** Start ENTRIES SUPPLIED **

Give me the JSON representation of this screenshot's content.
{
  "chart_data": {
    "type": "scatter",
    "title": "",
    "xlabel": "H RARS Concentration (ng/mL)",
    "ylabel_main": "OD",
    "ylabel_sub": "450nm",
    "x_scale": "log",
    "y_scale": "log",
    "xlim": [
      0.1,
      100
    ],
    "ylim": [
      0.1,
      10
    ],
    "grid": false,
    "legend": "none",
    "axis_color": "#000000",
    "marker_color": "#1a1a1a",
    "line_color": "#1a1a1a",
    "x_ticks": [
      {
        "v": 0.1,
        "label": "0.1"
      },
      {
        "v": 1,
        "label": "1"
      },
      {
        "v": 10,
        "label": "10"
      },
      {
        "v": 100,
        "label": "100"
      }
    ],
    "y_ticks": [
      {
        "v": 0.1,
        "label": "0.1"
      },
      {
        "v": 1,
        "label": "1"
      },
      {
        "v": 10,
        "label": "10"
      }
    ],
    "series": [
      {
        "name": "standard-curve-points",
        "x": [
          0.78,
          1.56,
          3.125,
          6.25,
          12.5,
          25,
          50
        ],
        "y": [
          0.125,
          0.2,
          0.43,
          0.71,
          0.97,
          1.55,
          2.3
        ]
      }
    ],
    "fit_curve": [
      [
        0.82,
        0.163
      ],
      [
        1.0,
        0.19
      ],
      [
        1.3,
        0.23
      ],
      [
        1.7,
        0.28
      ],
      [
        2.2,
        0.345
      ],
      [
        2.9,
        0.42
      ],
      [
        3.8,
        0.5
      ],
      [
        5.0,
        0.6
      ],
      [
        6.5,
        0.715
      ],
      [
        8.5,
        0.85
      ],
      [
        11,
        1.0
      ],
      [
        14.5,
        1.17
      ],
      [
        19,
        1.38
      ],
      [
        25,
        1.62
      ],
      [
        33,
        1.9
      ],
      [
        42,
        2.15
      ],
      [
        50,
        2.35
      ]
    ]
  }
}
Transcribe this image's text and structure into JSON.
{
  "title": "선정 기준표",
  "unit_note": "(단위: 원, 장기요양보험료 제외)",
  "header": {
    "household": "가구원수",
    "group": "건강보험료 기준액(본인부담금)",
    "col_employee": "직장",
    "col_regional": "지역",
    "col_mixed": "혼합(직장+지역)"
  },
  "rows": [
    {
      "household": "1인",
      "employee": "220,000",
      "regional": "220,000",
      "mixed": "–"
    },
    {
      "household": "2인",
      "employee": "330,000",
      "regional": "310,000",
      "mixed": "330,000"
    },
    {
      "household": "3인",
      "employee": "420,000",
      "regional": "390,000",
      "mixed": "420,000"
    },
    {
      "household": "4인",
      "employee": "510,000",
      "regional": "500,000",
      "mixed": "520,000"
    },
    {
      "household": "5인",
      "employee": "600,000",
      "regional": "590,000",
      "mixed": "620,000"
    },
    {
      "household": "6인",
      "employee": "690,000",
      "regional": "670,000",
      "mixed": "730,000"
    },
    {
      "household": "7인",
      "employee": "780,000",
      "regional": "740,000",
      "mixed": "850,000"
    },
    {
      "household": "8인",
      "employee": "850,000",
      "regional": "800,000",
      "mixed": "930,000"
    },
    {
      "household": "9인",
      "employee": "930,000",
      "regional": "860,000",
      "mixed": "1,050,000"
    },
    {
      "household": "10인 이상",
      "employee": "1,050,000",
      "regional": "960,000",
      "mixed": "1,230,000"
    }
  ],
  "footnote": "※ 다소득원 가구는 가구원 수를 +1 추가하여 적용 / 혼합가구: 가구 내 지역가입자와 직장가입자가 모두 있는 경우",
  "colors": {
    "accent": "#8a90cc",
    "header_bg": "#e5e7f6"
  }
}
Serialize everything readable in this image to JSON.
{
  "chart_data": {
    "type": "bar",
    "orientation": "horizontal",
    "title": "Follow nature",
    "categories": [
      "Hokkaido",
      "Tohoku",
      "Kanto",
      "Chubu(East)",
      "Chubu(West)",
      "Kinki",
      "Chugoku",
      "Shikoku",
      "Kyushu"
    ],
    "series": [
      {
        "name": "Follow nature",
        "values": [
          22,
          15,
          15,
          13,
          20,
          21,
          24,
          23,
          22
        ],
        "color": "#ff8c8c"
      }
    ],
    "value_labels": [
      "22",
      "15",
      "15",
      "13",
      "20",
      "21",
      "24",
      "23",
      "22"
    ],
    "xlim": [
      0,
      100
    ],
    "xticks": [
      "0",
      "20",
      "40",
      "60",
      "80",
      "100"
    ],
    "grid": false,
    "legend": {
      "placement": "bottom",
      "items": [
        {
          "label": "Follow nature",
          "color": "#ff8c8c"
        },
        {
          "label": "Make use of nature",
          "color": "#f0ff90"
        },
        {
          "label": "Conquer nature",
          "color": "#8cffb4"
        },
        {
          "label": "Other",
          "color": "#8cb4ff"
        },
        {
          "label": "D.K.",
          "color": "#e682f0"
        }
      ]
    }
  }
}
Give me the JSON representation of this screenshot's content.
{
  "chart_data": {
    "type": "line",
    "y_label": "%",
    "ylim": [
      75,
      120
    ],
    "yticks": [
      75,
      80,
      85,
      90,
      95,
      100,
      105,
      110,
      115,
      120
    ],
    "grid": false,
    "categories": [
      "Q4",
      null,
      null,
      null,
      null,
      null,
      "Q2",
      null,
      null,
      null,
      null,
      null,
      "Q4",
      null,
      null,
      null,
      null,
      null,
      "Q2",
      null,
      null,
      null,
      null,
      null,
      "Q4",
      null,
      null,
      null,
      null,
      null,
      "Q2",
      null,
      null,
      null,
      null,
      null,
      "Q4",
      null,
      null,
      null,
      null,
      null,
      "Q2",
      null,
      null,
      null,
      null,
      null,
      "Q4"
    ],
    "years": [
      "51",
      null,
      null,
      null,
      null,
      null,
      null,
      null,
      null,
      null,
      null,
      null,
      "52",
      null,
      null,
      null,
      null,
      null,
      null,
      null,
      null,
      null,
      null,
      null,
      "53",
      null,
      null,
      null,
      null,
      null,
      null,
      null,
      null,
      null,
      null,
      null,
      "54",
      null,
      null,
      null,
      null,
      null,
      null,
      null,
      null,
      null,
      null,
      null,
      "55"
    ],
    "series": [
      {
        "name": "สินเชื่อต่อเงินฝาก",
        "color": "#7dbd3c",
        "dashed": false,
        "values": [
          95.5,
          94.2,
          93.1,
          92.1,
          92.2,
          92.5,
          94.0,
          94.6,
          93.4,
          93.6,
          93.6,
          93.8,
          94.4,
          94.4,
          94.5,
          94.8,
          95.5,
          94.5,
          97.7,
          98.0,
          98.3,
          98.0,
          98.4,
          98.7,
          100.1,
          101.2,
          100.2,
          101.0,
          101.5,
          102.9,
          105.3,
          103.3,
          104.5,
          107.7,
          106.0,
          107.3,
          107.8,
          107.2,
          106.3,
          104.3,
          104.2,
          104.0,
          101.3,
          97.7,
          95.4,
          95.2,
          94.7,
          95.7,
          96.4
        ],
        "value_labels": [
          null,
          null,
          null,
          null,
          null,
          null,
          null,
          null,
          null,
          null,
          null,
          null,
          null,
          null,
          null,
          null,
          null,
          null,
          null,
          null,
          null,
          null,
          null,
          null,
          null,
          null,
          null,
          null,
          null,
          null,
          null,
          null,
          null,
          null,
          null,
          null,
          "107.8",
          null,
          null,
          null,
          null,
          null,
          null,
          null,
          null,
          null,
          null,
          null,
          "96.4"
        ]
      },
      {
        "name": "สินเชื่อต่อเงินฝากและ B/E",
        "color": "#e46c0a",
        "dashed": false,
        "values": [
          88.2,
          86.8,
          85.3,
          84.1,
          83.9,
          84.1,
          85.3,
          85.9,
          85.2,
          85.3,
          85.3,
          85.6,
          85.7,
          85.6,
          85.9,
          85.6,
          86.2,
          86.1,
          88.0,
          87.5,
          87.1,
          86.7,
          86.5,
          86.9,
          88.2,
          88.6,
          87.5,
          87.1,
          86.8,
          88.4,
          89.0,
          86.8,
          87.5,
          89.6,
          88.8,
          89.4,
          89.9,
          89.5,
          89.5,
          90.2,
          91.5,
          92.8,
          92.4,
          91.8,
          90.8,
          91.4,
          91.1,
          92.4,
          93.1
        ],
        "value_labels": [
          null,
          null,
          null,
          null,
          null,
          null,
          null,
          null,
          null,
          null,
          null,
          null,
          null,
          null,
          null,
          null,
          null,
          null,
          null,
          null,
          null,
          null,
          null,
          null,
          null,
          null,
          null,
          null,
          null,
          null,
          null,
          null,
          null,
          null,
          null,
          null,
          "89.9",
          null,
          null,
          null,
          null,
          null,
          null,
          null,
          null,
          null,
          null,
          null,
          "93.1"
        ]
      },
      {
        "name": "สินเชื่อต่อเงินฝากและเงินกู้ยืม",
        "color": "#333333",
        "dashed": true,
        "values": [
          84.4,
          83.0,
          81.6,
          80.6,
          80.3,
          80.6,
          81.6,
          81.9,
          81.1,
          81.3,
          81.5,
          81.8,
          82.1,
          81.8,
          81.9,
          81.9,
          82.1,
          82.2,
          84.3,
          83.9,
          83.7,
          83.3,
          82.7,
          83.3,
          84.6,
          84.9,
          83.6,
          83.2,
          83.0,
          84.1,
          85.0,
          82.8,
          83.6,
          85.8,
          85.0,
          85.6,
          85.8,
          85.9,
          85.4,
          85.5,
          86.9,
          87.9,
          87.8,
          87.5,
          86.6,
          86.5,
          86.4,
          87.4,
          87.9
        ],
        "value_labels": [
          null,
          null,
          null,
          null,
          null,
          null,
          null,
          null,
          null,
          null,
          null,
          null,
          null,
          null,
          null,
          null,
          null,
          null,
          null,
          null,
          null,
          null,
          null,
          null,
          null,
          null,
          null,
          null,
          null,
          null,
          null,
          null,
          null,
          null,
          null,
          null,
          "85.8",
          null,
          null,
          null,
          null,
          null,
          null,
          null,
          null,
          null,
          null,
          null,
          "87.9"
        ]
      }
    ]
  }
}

** End ENTRIES SUPPLIED **

■ **SET EXERCISE**
Report the number of lines containing the string "household" and add nothing to it.

■ **TASK ANSWER**
11